§ **EXERCISE INSTRUCTIONS**
Please print the stretch of rows from the start through the line that contains "candle-body: [333, 94, 339, 112]", reproducing each line as it stands.

§ **DATASET CONTENT**

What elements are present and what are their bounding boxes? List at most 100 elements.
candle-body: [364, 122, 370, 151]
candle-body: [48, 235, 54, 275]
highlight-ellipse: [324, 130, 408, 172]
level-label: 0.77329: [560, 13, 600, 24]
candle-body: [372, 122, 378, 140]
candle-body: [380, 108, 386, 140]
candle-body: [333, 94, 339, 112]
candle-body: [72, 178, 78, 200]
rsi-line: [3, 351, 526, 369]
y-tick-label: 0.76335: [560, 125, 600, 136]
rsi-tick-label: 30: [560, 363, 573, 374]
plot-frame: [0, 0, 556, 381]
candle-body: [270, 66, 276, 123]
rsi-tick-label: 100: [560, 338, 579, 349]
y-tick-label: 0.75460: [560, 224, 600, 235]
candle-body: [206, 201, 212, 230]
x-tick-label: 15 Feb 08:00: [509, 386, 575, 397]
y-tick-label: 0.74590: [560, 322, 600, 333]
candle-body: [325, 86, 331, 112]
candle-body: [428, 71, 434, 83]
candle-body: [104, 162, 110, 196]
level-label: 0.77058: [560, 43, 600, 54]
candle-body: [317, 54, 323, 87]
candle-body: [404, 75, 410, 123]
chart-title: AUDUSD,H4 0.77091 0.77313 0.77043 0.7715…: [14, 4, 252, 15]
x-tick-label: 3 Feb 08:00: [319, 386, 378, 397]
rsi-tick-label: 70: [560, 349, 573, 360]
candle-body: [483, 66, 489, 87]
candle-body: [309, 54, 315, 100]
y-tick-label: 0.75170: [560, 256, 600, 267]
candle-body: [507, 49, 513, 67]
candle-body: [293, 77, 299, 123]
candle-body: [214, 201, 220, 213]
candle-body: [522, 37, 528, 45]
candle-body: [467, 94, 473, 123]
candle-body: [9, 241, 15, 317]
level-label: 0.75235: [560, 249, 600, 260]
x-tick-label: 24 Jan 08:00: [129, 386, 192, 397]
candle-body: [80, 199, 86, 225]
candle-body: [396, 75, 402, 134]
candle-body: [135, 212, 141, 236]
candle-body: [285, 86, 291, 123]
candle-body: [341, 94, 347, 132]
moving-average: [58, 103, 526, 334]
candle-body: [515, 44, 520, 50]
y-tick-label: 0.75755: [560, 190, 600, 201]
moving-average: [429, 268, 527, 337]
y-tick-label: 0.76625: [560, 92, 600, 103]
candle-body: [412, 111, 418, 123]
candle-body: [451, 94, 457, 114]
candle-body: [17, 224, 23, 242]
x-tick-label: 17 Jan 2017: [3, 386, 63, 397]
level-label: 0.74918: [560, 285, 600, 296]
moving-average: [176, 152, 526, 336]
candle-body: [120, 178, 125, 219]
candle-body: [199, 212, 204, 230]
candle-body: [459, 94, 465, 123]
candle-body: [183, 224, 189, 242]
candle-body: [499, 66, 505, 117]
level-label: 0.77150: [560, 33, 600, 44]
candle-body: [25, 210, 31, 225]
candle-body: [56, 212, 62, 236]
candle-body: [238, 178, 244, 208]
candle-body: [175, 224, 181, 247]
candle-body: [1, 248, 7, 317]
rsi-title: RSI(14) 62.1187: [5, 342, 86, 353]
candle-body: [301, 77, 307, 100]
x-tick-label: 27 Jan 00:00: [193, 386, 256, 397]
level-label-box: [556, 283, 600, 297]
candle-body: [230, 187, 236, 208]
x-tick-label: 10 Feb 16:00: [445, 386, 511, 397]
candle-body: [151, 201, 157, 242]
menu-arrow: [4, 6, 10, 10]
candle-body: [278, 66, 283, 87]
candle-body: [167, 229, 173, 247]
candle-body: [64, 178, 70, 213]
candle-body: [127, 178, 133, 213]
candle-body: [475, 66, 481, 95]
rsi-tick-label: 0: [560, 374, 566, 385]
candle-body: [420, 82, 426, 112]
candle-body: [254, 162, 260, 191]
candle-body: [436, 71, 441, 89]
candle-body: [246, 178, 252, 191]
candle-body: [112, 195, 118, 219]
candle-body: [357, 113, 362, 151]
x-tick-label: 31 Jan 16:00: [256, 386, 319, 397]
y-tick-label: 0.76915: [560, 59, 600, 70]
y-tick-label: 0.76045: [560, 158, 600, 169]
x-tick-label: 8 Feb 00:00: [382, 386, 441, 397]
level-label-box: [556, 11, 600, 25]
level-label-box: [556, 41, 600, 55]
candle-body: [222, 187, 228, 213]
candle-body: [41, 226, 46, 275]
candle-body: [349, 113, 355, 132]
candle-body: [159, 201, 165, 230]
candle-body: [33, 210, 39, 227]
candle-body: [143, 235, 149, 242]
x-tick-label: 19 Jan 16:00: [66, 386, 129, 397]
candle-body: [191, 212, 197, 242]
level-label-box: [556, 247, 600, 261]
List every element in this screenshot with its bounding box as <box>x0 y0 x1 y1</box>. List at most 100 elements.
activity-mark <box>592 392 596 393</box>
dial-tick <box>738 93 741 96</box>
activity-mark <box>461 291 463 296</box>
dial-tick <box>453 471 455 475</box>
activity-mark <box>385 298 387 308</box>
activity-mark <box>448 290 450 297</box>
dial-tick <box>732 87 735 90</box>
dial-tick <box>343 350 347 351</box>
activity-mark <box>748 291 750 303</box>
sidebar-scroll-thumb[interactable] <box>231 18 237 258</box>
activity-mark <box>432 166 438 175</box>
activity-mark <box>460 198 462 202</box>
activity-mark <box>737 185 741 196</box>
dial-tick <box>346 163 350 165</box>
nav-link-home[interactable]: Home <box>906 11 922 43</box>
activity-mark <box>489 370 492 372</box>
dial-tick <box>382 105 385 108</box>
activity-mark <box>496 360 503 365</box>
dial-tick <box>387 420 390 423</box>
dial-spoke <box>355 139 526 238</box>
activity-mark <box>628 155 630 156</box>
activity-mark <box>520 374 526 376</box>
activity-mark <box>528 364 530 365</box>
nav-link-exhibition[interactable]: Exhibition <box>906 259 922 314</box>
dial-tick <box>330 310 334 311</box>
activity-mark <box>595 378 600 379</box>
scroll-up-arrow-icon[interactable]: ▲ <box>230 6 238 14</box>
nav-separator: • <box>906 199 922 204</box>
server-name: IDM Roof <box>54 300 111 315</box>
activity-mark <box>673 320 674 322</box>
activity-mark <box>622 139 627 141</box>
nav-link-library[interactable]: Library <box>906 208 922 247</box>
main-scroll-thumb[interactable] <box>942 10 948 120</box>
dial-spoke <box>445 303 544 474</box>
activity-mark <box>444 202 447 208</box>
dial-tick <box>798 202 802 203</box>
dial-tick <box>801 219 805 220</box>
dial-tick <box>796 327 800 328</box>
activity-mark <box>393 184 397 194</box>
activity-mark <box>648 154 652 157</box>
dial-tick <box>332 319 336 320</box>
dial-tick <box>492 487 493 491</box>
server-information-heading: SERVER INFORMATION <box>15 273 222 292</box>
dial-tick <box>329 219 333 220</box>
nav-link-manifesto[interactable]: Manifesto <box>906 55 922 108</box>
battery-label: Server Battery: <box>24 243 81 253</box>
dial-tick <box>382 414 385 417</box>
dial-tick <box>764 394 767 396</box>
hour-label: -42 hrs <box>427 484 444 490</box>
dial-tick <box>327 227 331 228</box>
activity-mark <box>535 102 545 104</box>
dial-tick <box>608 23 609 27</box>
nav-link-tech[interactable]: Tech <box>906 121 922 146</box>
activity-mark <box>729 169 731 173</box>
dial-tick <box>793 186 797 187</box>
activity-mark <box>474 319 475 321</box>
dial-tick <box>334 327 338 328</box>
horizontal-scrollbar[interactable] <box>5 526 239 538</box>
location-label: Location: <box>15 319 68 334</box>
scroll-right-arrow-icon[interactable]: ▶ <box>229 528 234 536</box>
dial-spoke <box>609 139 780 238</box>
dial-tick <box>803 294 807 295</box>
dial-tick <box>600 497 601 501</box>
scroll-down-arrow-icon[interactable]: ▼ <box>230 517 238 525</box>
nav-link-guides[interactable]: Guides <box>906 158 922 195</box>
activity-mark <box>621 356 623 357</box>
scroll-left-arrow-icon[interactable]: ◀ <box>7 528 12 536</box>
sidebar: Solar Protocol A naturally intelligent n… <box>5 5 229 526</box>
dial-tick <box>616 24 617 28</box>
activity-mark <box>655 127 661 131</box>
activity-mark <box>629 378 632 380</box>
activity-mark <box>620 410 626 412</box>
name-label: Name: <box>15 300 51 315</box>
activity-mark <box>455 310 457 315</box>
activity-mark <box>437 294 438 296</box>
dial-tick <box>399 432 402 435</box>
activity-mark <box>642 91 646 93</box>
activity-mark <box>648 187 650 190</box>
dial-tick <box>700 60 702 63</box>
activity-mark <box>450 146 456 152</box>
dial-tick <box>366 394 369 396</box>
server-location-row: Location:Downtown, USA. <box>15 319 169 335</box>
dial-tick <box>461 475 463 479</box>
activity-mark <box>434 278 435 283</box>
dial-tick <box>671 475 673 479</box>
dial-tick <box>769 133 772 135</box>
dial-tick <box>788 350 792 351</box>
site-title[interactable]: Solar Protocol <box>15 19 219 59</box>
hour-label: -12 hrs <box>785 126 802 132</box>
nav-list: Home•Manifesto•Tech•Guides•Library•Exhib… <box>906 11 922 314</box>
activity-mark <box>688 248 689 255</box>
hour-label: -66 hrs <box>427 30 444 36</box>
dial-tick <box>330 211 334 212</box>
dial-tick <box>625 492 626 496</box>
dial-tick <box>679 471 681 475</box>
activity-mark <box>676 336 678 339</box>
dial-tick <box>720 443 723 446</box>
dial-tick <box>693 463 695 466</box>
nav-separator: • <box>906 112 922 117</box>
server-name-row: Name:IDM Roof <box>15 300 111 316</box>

§ **TASK RESULT**
What elements are present and what are their bounding boxes? List at most 100 elements.
candle-body: [364, 122, 370, 151]
candle-body: [48, 235, 54, 275]
highlight-ellipse: [324, 130, 408, 172]
level-label: 0.77329: [560, 13, 600, 24]
candle-body: [372, 122, 378, 140]
candle-body: [380, 108, 386, 140]
candle-body: [333, 94, 339, 112]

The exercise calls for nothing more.